**INPUT FOR THIS TASK**:
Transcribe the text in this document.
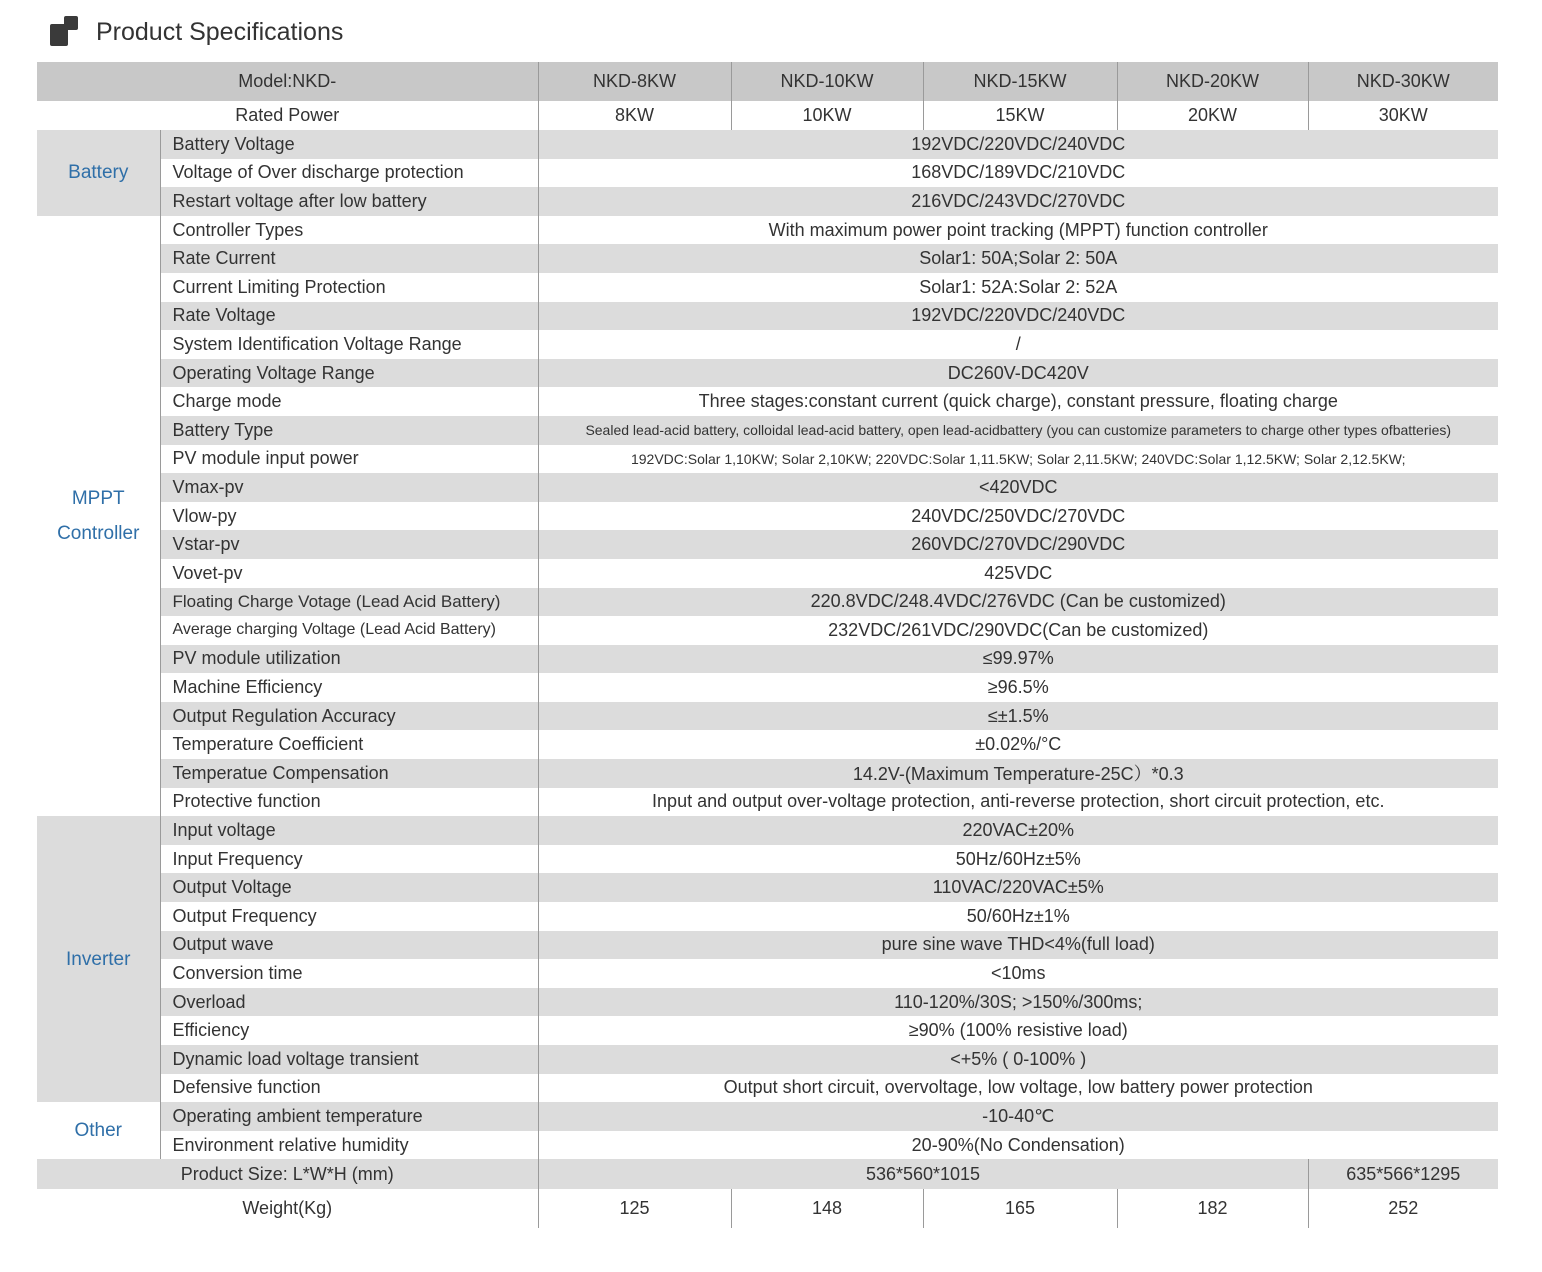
Product Specifications
Model:NKD-		NKD-8KW	NKD-10KW	NKD-15KW	NKD-20KW	NKD-30KW
Rated Power		8KW	10KW	15KW	20KW	30KW
Battery	Battery Voltage	192VDC/220VDC/240VDC				
	Voltage of Over discharge protection	168VDC/189VDC/210VDC				
	Restart voltage after low battery	216VDC/243VDC/270VDC				
MPPT Controller	Controller Types	With maximum power point tracking (MPPT) function controller				
	Rate Current	Solar1: 50A;Solar 2: 50A				
	Current Limiting Protection	Solar1: 52A:Solar 2: 52A				
	Rate Voltage	192VDC/220VDC/240VDC				
	System Identification Voltage Range	/				
	Operating Voltage Range	DC260V-DC420V				
	Charge mode	Three stages:constant current (quick charge), constant pressure, floating charge				
	Battery Type	Sealed lead-acid battery, colloidal lead-acid battery, open lead-acidbattery (you can customize parameters to charge other types ofbatteries)				
	PV module input power	192VDC:Solar 1,10KW; Solar 2,10KW; 220VDC:Solar 1,11.5KW; Solar 2,11.5KW; 240VDC:Solar 1,12.5KW; Solar 2,12.5KW;				
	Vmax-pv	<420VDC				
	Vlow-py	240VDC/250VDC/270VDC				
	Vstar-pv	260VDC/270VDC/290VDC				
	Vovet-pv	425VDC				
	Floating Charge Votage (Lead Acid Battery)	220.8VDC/248.4VDC/276VDC (Can be customized)				
	Average charging Voltage (Lead Acid Battery)	232VDC/261VDC/290VDC(Can be customized)				
	PV module utilization	≤99.97%				
	Machine Efficiency	≥96.5%				
	Output Regulation Accuracy	≤±1.5%				
	Temperature Coefficient	±0.02%/°C				
	Temperatue Compensation	14.2V-(Maximum Temperature-25C）*0.3				
	Protective function	Input and output over-voltage protection, anti-reverse protection, short circuit protection, etc.				
Inverter	Input voltage	220VAC±20%				
	Input Frequency	50Hz/60Hz±5%				
	Output Voltage	110VAC/220VAC±5%				
	Output Frequency	50/60Hz±1%				
	Output wave	pure sine wave THD<4%(full load)				
	Conversion time	<10ms				
	Overload	110-120%/30S; >150%/300ms;				
	Efficiency	≥90% (100% resistive load)				
	Dynamic load voltage transient	<+5% ( 0-100% )				
	Defensive function	Output short circuit, overvoltage, low voltage, low battery power protection				
Other	Operating ambient temperature	-10-40℃				
	Environment relative humidity	20-90%(No Condensation)				
Product Size: L*W*H (mm)		536*560*1015				635*566*1295
Weight(Kg)		125	148	165	182	252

**WHAT THIS TASK INVOLVES**:
Each record should be quoted exactly, with the images omitted.

**RESPONSE TO THE EXERCISE**:
Transcribe the text in this document.
Product Specifications
Model:NKD-		NKD-8KW	NKD-10KW	NKD-15KW	NKD-20KW	NKD-30KW
Rated Power		8KW	10KW	15KW	20KW	30KW
Battery	Battery Voltage	192VDC/220VDC/240VDC				
	Voltage of Over discharge protection	168VDC/189VDC/210VDC				
	Restart voltage after low battery	216VDC/243VDC/270VDC				
MPPT Controller	Controller Types	With maximum power point tracking (MPPT) function controller				
	Rate Current	Solar1: 50A;Solar 2: 50A				
	Current Limiting Protection	Solar1: 52A:Solar 2: 52A				
	Rate Voltage	192VDC/220VDC/240VDC				
	System Identification Voltage Range	/				
	Operating Voltage Range	DC260V-DC420V				
	Charge mode	Three stages:constant current (quick charge), constant pressure, floating charge				
	Battery Type	Sealed lead-acid battery, colloidal lead-acid battery, open lead-acidbattery (you can customize parameters to charge other types ofbatteries)				
	PV module input power	192VDC:Solar 1,10KW; Solar 2,10KW; 220VDC:Solar 1,11.5KW; Solar 2,11.5KW; 240VDC:Solar 1,12.5KW; Solar 2,12.5KW;				
	Vmax-pv	<420VDC				
	Vlow-py	240VDC/250VDC/270VDC				
	Vstar-pv	260VDC/270VDC/290VDC				
	Vovet-pv	425VDC				
	Floating Charge Votage (Lead Acid Battery)	220.8VDC/248.4VDC/276VDC (Can be customized)				
	Average charging Voltage (Lead Acid Battery)	232VDC/261VDC/290VDC(Can be customized)				
	PV module utilization	≤99.97%				
	Machine Efficiency	≥96.5%				
	Output Regulation Accuracy	≤±1.5%				
	Temperature Coefficient	±0.02%/°C				
	Temperatue Compensation	14.2V-(Maximum Temperature-25C）*0.3				
	Protective function	Input and output over-voltage protection, anti-reverse protection, short circuit protection, etc.				
Inverter	Input voltage	220VAC±20%				
	Input Frequency	50Hz/60Hz±5%				
	Output Voltage	110VAC/220VAC±5%				
	Output Frequency	50/60Hz±1%				
	Output wave	pure sine wave THD<4%(full load)				
	Conversion time	<10ms				
	Overload	110-120%/30S; >150%/300ms;				
	Efficiency	≥90% (100% resistive load)				
	Dynamic load voltage transient	<+5% ( 0-100% )				
	Defensive function	Output short circuit, overvoltage, low voltage, low battery power protection				
Other	Operating ambient temperature	-10-40℃				
	Environment relative humidity	20-90%(No Condensation)				
Product Size: L*W*H (mm)		536*560*1015				635*566*1295
Weight(Kg)		125	148	165	182	252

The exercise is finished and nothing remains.